▸ What is needed
Extract each line of the records below that contains the word "path".

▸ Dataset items
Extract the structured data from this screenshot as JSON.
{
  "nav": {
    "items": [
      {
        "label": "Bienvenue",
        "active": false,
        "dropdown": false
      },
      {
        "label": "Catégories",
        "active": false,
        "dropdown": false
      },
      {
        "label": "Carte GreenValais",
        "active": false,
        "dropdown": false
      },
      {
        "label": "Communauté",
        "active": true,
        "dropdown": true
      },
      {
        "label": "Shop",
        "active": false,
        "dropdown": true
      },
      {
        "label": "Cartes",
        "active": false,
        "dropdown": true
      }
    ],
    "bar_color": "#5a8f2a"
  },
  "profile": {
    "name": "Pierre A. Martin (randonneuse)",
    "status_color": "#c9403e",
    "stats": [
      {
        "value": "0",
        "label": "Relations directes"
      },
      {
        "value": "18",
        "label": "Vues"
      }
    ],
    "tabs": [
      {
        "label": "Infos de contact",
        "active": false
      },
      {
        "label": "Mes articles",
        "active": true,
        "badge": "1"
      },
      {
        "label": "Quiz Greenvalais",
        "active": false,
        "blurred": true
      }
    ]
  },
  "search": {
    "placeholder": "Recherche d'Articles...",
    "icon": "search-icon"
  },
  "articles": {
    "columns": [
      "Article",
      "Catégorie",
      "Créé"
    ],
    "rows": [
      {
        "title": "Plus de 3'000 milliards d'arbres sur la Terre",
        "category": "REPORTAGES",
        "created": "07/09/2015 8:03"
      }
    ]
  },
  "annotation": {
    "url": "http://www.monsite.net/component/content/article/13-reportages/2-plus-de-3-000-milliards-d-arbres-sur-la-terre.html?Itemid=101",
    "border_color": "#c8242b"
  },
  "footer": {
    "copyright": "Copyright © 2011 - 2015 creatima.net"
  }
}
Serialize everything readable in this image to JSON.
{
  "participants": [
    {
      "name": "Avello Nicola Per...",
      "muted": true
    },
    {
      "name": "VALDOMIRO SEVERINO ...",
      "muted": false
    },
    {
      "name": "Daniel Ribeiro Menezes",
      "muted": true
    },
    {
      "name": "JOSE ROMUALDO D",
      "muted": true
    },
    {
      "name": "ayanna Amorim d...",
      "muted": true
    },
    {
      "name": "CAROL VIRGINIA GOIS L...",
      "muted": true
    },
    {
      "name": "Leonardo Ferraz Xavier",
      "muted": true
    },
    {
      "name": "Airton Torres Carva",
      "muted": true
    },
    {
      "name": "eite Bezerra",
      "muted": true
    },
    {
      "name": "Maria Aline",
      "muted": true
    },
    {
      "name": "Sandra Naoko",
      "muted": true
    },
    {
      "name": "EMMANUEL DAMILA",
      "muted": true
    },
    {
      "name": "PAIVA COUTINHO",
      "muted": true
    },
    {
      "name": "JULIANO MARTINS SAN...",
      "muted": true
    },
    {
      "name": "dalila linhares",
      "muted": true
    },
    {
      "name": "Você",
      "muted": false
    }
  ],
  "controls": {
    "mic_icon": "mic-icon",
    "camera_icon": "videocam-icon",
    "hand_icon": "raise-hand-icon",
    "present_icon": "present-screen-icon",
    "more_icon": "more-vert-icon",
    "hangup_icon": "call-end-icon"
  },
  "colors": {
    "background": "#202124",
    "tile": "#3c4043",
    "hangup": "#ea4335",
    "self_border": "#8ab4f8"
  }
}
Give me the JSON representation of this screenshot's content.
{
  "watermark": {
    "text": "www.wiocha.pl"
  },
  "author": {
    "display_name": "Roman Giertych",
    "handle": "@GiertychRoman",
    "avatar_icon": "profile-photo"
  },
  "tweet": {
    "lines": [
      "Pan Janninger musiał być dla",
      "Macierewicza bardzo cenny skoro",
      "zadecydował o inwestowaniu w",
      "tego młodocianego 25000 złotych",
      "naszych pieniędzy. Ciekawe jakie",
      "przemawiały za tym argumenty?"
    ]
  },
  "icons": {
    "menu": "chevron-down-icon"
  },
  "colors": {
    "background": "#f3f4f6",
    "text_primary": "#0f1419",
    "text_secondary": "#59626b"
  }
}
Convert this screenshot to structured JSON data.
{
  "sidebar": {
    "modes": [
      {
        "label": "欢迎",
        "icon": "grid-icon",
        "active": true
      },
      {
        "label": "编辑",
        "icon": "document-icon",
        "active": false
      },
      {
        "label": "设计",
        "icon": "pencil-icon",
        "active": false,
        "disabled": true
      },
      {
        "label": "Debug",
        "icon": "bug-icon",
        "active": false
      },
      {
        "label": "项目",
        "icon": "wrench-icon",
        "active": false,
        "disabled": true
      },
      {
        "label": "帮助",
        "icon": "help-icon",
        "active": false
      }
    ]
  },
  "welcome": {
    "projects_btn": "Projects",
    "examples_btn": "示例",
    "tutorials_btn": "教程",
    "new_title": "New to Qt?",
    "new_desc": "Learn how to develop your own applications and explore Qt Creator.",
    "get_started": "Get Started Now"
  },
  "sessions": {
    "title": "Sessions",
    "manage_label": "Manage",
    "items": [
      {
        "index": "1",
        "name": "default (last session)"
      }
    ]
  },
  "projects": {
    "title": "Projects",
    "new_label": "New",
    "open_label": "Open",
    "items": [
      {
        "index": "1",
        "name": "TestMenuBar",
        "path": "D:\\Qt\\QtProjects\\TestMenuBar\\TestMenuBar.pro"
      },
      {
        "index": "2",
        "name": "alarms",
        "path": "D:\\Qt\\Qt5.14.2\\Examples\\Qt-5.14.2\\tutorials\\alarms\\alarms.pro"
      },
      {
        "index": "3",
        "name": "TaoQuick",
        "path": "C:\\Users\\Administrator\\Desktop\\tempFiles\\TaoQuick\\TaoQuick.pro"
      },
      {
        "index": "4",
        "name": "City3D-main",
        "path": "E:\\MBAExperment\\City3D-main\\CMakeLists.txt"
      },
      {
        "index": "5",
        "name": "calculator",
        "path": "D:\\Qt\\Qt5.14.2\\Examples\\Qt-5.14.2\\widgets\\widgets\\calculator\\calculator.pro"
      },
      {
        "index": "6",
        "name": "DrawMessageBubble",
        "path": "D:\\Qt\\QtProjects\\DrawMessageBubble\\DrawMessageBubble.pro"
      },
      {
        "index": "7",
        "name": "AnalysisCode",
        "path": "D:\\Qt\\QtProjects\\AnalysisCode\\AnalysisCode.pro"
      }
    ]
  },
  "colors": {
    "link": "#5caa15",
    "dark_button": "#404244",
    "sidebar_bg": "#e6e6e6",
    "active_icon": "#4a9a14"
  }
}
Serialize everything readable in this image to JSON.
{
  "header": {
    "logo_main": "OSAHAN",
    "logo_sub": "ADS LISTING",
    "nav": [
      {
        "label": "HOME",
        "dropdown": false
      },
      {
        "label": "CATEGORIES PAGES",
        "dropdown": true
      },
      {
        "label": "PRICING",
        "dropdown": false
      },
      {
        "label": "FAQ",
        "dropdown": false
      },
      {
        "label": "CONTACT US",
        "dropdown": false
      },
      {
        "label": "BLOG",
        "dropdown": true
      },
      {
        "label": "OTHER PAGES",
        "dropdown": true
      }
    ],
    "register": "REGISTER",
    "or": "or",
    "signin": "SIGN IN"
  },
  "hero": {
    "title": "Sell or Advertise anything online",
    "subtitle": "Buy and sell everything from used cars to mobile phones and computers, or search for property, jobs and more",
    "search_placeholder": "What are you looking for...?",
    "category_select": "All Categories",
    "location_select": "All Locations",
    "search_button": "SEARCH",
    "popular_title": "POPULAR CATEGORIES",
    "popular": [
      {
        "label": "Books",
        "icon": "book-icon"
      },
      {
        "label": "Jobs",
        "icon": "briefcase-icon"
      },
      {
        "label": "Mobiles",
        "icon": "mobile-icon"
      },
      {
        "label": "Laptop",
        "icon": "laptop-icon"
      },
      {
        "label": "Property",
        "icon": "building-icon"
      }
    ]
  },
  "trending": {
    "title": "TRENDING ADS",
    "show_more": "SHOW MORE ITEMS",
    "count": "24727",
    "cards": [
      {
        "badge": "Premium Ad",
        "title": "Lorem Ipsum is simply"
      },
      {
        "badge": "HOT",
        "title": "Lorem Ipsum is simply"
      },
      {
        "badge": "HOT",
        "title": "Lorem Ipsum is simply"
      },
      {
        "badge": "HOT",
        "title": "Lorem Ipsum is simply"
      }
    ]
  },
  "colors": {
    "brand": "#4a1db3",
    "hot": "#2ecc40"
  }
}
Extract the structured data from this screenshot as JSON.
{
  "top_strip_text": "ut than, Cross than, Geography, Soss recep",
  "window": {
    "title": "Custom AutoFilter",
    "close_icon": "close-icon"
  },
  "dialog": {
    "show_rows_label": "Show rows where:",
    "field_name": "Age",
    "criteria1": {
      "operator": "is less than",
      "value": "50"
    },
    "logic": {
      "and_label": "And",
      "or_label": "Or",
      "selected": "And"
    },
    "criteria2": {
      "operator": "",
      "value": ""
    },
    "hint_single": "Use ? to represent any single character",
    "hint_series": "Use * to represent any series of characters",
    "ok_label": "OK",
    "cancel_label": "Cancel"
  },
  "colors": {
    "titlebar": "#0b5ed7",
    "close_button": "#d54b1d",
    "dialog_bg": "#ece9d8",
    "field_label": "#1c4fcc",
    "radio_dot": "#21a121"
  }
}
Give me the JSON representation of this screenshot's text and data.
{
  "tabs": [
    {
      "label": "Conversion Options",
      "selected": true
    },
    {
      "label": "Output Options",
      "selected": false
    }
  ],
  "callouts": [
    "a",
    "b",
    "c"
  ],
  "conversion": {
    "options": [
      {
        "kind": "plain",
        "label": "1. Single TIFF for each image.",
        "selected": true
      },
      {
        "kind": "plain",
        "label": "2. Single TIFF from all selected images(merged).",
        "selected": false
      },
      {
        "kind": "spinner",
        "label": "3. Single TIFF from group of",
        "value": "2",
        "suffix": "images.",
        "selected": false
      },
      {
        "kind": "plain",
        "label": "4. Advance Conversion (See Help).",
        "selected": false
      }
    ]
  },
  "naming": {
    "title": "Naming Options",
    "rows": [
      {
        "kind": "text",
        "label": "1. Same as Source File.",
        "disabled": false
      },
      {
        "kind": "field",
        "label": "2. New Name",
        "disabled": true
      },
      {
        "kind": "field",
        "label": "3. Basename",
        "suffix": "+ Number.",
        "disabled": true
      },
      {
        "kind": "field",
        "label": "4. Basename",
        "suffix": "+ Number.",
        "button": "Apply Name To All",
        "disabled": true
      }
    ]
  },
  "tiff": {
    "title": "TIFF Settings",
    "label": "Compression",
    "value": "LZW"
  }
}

▸ Task result
        "path": "D:\\Qt\\QtProjects\\TestMenuBar\\TestMenuBar.pro"
        "path": "D:\\Qt\\Qt5.14.2\\Examples\\Qt-5.14.2\\tutorials\\alarms\\alarms.pro"
        "path": "C:\\Users\\Administrator\\Desktop\\tempFiles\\TaoQuick\\TaoQuick.pro"
        "path": "E:\\MBAExperment\\City3D-main\\CMakeLists.txt"
        "path": "D:\\Qt\\Qt5.14.2\\Examples\\Qt-5.14.2\\widgets\\widgets\\calculator\\calculator.pro"
        "path": "D:\\Qt\\QtProjects\\DrawMessageBubble\\DrawMessageBubble.pro"
        "path": "D:\\Qt\\QtProjects\\AnalysisCode\\AnalysisCode.pro"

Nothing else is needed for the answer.